---- DOCUMENT TEXT

CrashPlan is a nice piece of backup software that allows you to choose any number of backup sources ( Documents, Photos, Music, everything on your computer ), and back them up to any number of backup destinations ( USB drive, CrahPlan’s servers, a friend’s computer, or any computer of yours that can run the CrahPlan desktop software ). This level of flexibility, and initially free offering is what drew me to CrashPlan for my home backup needs. I like it so much, I purchased the Pro plan, and would recommend it to others.
This post will show you an easy way to configure the CrashPlan desktop software on a Linux server that has no graphical interface ( text-only or headless ), so that it can be used as a backup destination for your other CrashPlan instances.
The CrashPlan support site has a document that provides instructions on how to configure a headless Linux client, and I think I found an even easier way to accomplish the same thing.

--------

* **EXERCISE SET**:
1 > In the CrashPlan post, what first drew the writer to CrashPlan for home backups?
2 > Pick up the post about running CrashPlan on a headless Linux server and keep writing from its last sentence.
The listing that follows has nothing to do with this post.

---- SUPPLIED RECORDS

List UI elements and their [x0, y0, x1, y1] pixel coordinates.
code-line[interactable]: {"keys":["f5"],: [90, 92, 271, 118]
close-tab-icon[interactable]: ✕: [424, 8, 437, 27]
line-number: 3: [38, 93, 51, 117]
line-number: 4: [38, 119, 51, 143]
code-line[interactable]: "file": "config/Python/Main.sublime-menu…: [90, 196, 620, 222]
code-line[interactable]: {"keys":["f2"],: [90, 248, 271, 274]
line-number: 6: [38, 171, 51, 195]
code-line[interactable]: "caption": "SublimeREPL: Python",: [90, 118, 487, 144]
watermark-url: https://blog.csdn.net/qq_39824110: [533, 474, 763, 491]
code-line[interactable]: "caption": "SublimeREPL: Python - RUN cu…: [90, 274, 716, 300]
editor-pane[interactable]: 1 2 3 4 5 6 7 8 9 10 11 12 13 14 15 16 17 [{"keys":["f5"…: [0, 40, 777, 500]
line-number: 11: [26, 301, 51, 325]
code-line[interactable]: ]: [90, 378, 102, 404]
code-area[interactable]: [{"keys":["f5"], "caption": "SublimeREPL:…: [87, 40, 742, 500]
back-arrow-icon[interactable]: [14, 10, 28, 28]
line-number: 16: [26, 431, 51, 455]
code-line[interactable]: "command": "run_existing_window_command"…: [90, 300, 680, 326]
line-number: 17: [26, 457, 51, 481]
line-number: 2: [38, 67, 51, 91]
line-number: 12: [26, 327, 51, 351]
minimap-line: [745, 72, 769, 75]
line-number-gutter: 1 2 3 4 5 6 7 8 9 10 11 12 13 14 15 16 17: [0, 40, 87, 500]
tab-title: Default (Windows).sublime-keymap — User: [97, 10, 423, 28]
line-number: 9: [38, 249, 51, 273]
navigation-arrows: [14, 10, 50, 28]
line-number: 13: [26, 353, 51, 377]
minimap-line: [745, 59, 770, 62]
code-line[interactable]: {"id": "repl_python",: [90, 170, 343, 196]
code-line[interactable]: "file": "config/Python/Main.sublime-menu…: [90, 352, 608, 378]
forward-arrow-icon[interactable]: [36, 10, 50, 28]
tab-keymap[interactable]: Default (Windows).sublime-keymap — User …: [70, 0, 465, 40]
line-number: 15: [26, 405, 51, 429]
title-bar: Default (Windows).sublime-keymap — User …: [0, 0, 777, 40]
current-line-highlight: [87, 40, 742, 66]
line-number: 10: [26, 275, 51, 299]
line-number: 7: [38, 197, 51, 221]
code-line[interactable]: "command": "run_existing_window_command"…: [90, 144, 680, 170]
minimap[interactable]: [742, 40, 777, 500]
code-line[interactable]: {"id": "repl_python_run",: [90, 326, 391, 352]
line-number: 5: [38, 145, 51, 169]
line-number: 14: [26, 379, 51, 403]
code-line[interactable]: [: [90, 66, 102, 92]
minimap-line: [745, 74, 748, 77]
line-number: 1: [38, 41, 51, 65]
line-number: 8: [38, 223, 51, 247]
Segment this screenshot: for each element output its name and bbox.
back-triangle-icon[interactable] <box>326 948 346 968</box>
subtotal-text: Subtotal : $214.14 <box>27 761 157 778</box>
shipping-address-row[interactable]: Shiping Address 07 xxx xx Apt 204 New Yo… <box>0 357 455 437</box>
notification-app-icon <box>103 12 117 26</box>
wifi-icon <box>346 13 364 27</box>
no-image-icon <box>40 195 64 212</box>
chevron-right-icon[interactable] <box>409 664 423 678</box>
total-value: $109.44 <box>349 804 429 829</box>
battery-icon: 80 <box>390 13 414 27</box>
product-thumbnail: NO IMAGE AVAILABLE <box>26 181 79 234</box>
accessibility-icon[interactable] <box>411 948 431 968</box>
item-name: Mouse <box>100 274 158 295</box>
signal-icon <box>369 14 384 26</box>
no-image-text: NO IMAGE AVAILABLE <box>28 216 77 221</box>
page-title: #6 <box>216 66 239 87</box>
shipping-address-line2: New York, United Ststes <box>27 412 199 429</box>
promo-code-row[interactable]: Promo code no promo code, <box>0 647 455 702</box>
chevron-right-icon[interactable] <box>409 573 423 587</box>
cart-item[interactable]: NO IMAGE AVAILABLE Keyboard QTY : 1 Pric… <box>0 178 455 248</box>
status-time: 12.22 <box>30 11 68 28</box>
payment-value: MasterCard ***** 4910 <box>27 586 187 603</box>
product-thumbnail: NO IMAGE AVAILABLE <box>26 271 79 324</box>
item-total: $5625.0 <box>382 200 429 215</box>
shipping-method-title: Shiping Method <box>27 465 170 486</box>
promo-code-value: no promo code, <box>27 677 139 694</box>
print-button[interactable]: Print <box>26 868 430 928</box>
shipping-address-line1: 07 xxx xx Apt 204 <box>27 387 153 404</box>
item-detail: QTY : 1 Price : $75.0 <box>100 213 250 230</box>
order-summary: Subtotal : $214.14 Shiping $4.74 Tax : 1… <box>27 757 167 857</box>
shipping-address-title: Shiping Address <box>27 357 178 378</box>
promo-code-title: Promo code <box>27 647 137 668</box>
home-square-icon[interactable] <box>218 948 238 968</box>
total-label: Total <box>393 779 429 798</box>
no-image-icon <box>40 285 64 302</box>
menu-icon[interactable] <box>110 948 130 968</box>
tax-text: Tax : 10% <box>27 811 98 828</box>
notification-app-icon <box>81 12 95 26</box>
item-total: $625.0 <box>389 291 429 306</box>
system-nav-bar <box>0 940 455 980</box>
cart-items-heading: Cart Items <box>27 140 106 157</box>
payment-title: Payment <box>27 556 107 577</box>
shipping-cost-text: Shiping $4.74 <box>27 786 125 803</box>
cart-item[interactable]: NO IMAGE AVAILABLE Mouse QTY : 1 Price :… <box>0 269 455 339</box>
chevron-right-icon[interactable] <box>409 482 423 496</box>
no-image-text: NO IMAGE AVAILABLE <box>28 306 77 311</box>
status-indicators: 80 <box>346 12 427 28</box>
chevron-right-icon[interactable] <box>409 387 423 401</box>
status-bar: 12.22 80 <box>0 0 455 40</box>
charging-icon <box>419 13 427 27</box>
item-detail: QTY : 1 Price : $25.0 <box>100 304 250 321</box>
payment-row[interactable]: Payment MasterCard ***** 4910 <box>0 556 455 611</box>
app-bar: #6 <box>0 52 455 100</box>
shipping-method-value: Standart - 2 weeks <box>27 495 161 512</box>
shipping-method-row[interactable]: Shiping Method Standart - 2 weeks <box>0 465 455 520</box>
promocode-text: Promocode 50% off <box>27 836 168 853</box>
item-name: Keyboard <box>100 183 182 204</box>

--------

* **OUTPUTS IN ORDER**:
1 > Its level of flexibility and its initially free offering.

2 >
After you download, install, and start the CrashPlan client for your Linux server you will find that CrashPlan is listening on two ports. The first, port 4242, is where the CrashPlan engine is listening for backup requests, the second, port 4243, is where the CrashPlan graphical interface is expecting to connect to, so that you can configure the engine part of the software.
The problem at this point is that on your text-only Linux server you have no way of running the graphical CrashPlan software to configure the engine side of things. What you want to do is point the graphical interface client on your Windows, Mac, or Linux workstation at your server, and do the configuration over the network.
On your Linux server find the following CrashPlan configuration file ( this is the default ):
/usr/local/crashplan/conf/my.service.xml
and change the following section:
servicehost 127.0.0.1
to:
servicehost 0.0.0.0
and restart the CrashPlan service on your Linux server. What you will now find is that CrashPlan is listening on all interfaces for both its network ports. Modify your server firewall rules to allow connections to both these ports ( TCP 4242 and 4243 ) from your home machine.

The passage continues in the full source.